Task goal:
Pull each line holding the word "high" from the data.
------------
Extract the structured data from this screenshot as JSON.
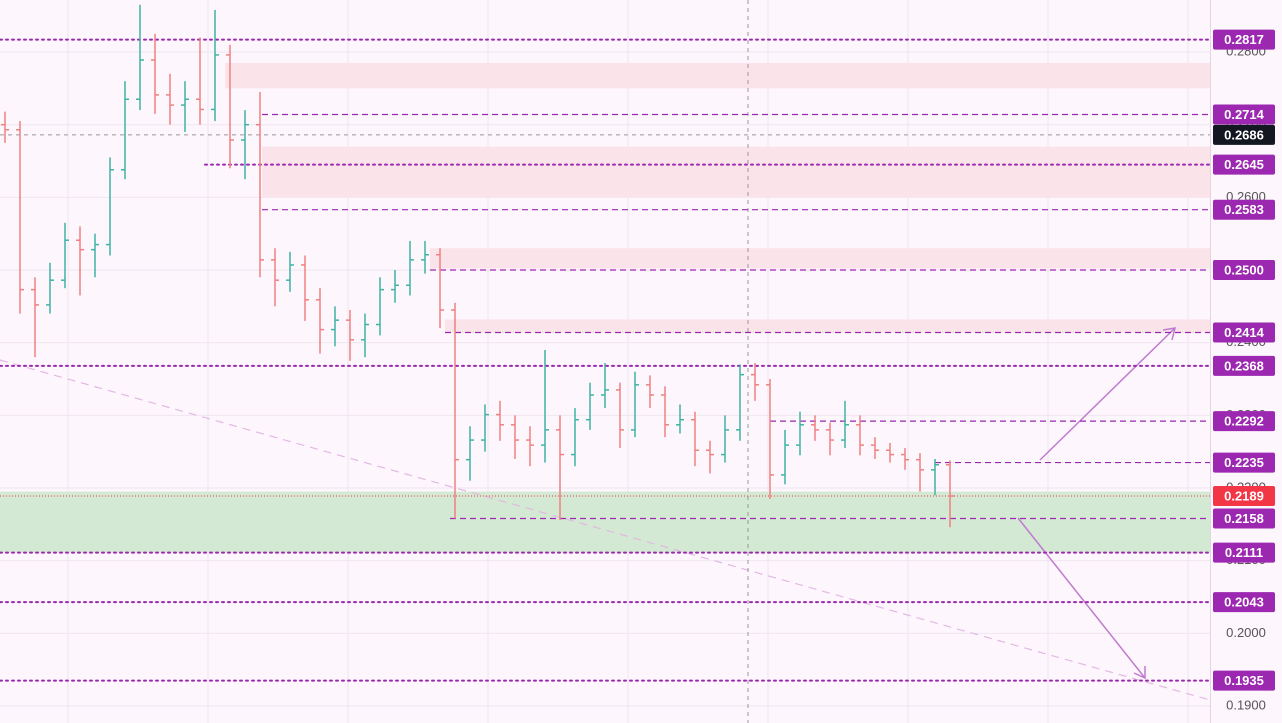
{
  "chart_data": {
    "type": "ohlc",
    "ylim": [
      0.18766,
      0.28716
    ],
    "yticks": [
      {
        "value": 0.19,
        "label": "0.1900"
      },
      {
        "value": 0.2,
        "label": "0.2000"
      },
      {
        "value": 0.21,
        "label": "0.2100"
      },
      {
        "value": 0.22,
        "label": "0.2200"
      },
      {
        "value": 0.23,
        "label": "0.2300"
      },
      {
        "value": 0.24,
        "label": "0.2400"
      },
      {
        "value": 0.25,
        "label": "0.2500"
      },
      {
        "value": 0.26,
        "label": "0.2600"
      },
      {
        "value": 0.27,
        "label": "0.2700"
      },
      {
        "value": 0.28,
        "label": "0.2800"
      }
    ],
    "grid": true,
    "up_color": "#3fb4a3",
    "down_color": "#f08080",
    "open": [
      0.27,
      0.2693,
      0.2473,
      0.2452,
      0.2486,
      0.2541,
      0.2528,
      0.2535,
      0.2638,
      0.2735,
      0.2789,
      0.2741,
      0.2727,
      0.2735,
      0.2721,
      0.2796,
      0.2679,
      0.27,
      0.2514,
      0.2486,
      0.2507,
      0.2459,
      0.2418,
      0.2431,
      0.2404,
      0.2425,
      0.2473,
      0.2479,
      0.2514,
      0.2521,
      0.2445,
      0.2239,
      0.2266,
      0.2301,
      0.2287,
      0.2266,
      0.2259,
      0.228,
      0.2246,
      0.2294,
      0.2328,
      0.2335,
      0.228,
      0.2342,
      0.2328,
      0.2287,
      0.2294,
      0.2252,
      0.2246,
      0.228,
      0.2356,
      0.2342,
      0.2218,
      0.2259,
      0.2287,
      0.228,
      0.2266,
      0.2287,
      0.2259,
      0.2252,
      0.2246,
      0.2239,
      0.2225,
      0.2232
    ],
    "high": [
      0.2718,
      0.2705,
      0.249,
      0.251,
      0.2565,
      0.256,
      0.255,
      0.2655,
      0.276,
      0.2865,
      0.2825,
      0.277,
      0.276,
      0.282,
      0.2858,
      0.281,
      0.272,
      0.2745,
      0.253,
      0.2525,
      0.252,
      0.2475,
      0.245,
      0.2445,
      0.244,
      0.249,
      0.25,
      0.254,
      0.254,
      0.253,
      0.2455,
      0.2285,
      0.2315,
      0.232,
      0.23,
      0.2285,
      0.239,
      0.23,
      0.231,
      0.2345,
      0.2372,
      0.2345,
      0.236,
      0.2355,
      0.234,
      0.2315,
      0.2305,
      0.2265,
      0.23,
      0.237,
      0.2372,
      0.235,
      0.228,
      0.2305,
      0.23,
      0.229,
      0.232,
      0.23,
      0.227,
      0.2262,
      0.2255,
      0.2248,
      0.224,
      0.2238
    ],
    "low": [
      0.2675,
      0.244,
      0.238,
      0.244,
      0.2475,
      0.2465,
      0.249,
      0.252,
      0.2625,
      0.272,
      0.2715,
      0.27,
      0.269,
      0.27,
      0.2705,
      0.264,
      0.2625,
      0.249,
      0.245,
      0.247,
      0.243,
      0.2385,
      0.2395,
      0.2375,
      0.238,
      0.241,
      0.2455,
      0.2465,
      0.2495,
      0.242,
      0.2158,
      0.221,
      0.225,
      0.2265,
      0.224,
      0.223,
      0.2235,
      0.2156,
      0.223,
      0.228,
      0.231,
      0.2255,
      0.227,
      0.231,
      0.227,
      0.2275,
      0.223,
      0.222,
      0.2235,
      0.2265,
      0.232,
      0.2185,
      0.2205,
      0.2245,
      0.2265,
      0.2245,
      0.2255,
      0.2245,
      0.224,
      0.2235,
      0.2225,
      0.2195,
      0.219,
      0.2146
    ],
    "close": [
      0.2693,
      0.2473,
      0.2452,
      0.2486,
      0.2541,
      0.2528,
      0.2535,
      0.2638,
      0.2735,
      0.2789,
      0.2741,
      0.2727,
      0.2735,
      0.2721,
      0.2796,
      0.2679,
      0.27,
      0.2514,
      0.2486,
      0.2507,
      0.2459,
      0.2418,
      0.2431,
      0.2404,
      0.2425,
      0.2473,
      0.2479,
      0.2514,
      0.2521,
      0.2445,
      0.2239,
      0.2266,
      0.2301,
      0.2287,
      0.2266,
      0.2259,
      0.228,
      0.2246,
      0.2294,
      0.2328,
      0.2335,
      0.228,
      0.2342,
      0.2328,
      0.2287,
      0.2294,
      0.2252,
      0.2246,
      0.228,
      0.2356,
      0.2342,
      0.2218,
      0.2259,
      0.2287,
      0.228,
      0.2266,
      0.2287,
      0.2259,
      0.2252,
      0.2246,
      0.2239,
      0.2225,
      0.2232,
      0.2189
    ],
    "zones": [
      {
        "low": 0.275,
        "high": 0.2785,
        "color": "#fbe3ea"
      },
      {
        "low": 0.26,
        "high": 0.267,
        "color": "#fbe3ea"
      },
      {
        "low": 0.2502,
        "high": 0.253,
        "color": "#fbe3ea"
      },
      {
        "low": 0.2414,
        "high": 0.2432,
        "color": "#fbe3ea"
      },
      {
        "low": 0.2111,
        "high": 0.2195,
        "color": "#d3e9d3"
      }
    ],
    "levels": [
      {
        "value": 0.2817,
        "label": "0.2817",
        "style": "dotted",
        "color": "#9c27b0"
      },
      {
        "value": 0.2714,
        "label": "0.2714",
        "style": "dashed",
        "color": "#9c27b0"
      },
      {
        "value": 0.2686,
        "label": "0.2686",
        "style": "crosshair",
        "color": "#131722"
      },
      {
        "value": 0.2645,
        "label": "0.2645",
        "style": "dotted",
        "color": "#9c27b0"
      },
      {
        "value": 0.2583,
        "label": "0.2583",
        "style": "dashed",
        "color": "#9c27b0"
      },
      {
        "value": 0.25,
        "label": "0.2500",
        "style": "dashed",
        "color": "#9c27b0"
      },
      {
        "value": 0.2414,
        "label": "0.2414",
        "style": "dashed",
        "color": "#9c27b0"
      },
      {
        "value": 0.2368,
        "label": "0.2368",
        "style": "dotted",
        "color": "#9c27b0"
      },
      {
        "value": 0.2292,
        "label": "0.2292",
        "style": "dashed",
        "color": "#9c27b0"
      },
      {
        "value": 0.2235,
        "label": "0.2235",
        "style": "dashed",
        "color": "#9c27b0"
      },
      {
        "value": 0.2189,
        "label": "0.2189",
        "style": "price",
        "color": "#f23645"
      },
      {
        "value": 0.2158,
        "label": "0.2158",
        "style": "dashed",
        "color": "#9c27b0"
      },
      {
        "value": 0.2111,
        "label": "0.2111",
        "style": "dotted",
        "color": "#9c27b0"
      },
      {
        "value": 0.2043,
        "label": "0.2043",
        "style": "dotted",
        "color": "#9c27b0"
      },
      {
        "value": 0.1935,
        "label": "0.1935",
        "style": "dotted",
        "color": "#9c27b0"
      }
    ]
  }
}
------------
Complete output:
    "high": [
        "high": 0.2785,
        "high": 0.267,
        "high": 0.253,
        "high": 0.2432,
        "high": 0.2195,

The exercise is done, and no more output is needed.